(Dataset rows about figures)
· · ·

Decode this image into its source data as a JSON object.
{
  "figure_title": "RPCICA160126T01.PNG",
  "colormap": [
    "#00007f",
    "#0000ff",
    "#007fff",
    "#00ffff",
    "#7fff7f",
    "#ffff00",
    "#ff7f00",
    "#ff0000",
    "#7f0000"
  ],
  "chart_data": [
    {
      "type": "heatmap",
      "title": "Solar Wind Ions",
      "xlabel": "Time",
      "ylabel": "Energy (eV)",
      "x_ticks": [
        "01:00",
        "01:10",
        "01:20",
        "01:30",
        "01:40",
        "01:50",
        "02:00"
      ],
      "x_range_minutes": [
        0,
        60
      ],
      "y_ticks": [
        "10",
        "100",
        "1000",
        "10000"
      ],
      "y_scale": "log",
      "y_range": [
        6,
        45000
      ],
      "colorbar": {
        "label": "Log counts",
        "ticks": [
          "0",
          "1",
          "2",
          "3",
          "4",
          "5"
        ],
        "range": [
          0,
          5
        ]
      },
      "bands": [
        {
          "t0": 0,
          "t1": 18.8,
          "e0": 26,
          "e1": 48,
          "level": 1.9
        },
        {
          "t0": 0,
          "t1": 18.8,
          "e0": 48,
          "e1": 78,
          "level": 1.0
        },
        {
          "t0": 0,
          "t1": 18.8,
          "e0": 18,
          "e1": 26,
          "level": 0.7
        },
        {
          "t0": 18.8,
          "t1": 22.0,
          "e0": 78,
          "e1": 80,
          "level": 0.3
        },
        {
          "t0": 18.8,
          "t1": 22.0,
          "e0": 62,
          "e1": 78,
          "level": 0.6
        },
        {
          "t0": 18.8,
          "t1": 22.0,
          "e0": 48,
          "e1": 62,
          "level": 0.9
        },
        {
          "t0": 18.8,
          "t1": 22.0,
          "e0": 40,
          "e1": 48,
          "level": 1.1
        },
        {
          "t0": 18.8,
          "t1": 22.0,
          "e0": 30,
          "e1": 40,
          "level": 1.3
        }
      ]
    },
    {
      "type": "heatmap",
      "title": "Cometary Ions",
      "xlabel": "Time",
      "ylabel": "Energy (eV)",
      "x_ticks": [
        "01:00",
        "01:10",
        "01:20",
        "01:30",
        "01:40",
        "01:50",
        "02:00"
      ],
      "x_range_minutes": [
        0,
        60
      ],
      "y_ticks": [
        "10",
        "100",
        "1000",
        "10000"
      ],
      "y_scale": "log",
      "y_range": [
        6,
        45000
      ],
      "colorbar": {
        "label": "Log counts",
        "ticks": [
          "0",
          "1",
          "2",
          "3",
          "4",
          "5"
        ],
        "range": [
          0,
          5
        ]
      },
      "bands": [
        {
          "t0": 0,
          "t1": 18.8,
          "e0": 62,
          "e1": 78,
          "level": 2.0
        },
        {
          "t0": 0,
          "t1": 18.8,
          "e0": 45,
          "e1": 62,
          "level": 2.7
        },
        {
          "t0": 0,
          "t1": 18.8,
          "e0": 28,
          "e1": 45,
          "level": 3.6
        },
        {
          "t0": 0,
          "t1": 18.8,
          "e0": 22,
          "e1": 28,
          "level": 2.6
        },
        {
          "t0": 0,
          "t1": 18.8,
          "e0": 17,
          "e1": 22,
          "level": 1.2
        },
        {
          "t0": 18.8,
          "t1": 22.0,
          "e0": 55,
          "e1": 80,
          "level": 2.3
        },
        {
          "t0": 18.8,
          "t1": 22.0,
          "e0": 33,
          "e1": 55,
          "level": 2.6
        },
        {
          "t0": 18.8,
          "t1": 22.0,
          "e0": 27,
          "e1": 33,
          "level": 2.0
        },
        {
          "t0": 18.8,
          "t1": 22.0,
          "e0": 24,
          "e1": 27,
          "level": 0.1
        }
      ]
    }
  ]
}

· · ·

Above are some records. Print them all exactly.

THE SOLUTION:
Decode this image into its source data as a JSON object.
{
  "figure_title": "RPCICA160126T01.PNG",
  "colormap": [
    "#00007f",
    "#0000ff",
    "#007fff",
    "#00ffff",
    "#7fff7f",
    "#ffff00",
    "#ff7f00",
    "#ff0000",
    "#7f0000"
  ],
  "chart_data": [
    {
      "type": "heatmap",
      "title": "Solar Wind Ions",
      "xlabel": "Time",
      "ylabel": "Energy (eV)",
      "x_ticks": [
        "01:00",
        "01:10",
        "01:20",
        "01:30",
        "01:40",
        "01:50",
        "02:00"
      ],
      "x_range_minutes": [
        0,
        60
      ],
      "y_ticks": [
        "10",
        "100",
        "1000",
        "10000"
      ],
      "y_scale": "log",
      "y_range": [
        6,
        45000
      ],
      "colorbar": {
        "label": "Log counts",
        "ticks": [
          "0",
          "1",
          "2",
          "3",
          "4",
          "5"
        ],
        "range": [
          0,
          5
        ]
      },
      "bands": [
        {
          "t0": 0,
          "t1": 18.8,
          "e0": 26,
          "e1": 48,
          "level": 1.9
        },
        {
          "t0": 0,
          "t1": 18.8,
          "e0": 48,
          "e1": 78,
          "level": 1.0
        },
        {
          "t0": 0,
          "t1": 18.8,
          "e0": 18,
          "e1": 26,
          "level": 0.7
        },
        {
          "t0": 18.8,
          "t1": 22.0,
          "e0": 78,
          "e1": 80,
          "level": 0.3
        },
        {
          "t0": 18.8,
          "t1": 22.0,
          "e0": 62,
          "e1": 78,
          "level": 0.6
        },
        {
          "t0": 18.8,
          "t1": 22.0,
          "e0": 48,
          "e1": 62,
          "level": 0.9
        },
        {
          "t0": 18.8,
          "t1": 22.0,
          "e0": 40,
          "e1": 48,
          "level": 1.1
        },
        {
          "t0": 18.8,
          "t1": 22.0,
          "e0": 30,
          "e1": 40,
          "level": 1.3
        }
      ]
    },
    {
      "type": "heatmap",
      "title": "Cometary Ions",
      "xlabel": "Time",
      "ylabel": "Energy (eV)",
      "x_ticks": [
        "01:00",
        "01:10",
        "01:20",
        "01:30",
        "01:40",
        "01:50",
        "02:00"
      ],
      "x_range_minutes": [
        0,
        60
      ],
      "y_ticks": [
        "10",
        "100",
        "1000",
        "10000"
      ],
      "y_scale": "log",
      "y_range": [
        6,
        45000
      ],
      "colorbar": {
        "label": "Log counts",
        "ticks": [
          "0",
          "1",
          "2",
          "3",
          "4",
          "5"
        ],
        "range": [
          0,
          5
        ]
      },
      "bands": [
        {
          "t0": 0,
          "t1": 18.8,
          "e0": 62,
          "e1": 78,
          "level": 2.0
        },
        {
          "t0": 0,
          "t1": 18.8,
          "e0": 45,
          "e1": 62,
          "level": 2.7
        },
        {
          "t0": 0,
          "t1": 18.8,
          "e0": 28,
          "e1": 45,
          "level": 3.6
        },
        {
          "t0": 0,
          "t1": 18.8,
          "e0": 22,
          "e1": 28,
          "level": 2.6
        },
        {
          "t0": 0,
          "t1": 18.8,
          "e0": 17,
          "e1": 22,
          "level": 1.2
        },
        {
          "t0": 18.8,
          "t1": 22.0,
          "e0": 55,
          "e1": 80,
          "level": 2.3
        },
        {
          "t0": 18.8,
          "t1": 22.0,
          "e0": 33,
          "e1": 55,
          "level": 2.6
        },
        {
          "t0": 18.8,
          "t1": 22.0,
          "e0": 27,
          "e1": 33,
          "level": 2.0
        },
        {
          "t0": 18.8,
          "t1": 22.0,
          "e0": 24,
          "e1": 27,
          "level": 0.1
        }
      ]
    }
  ]
}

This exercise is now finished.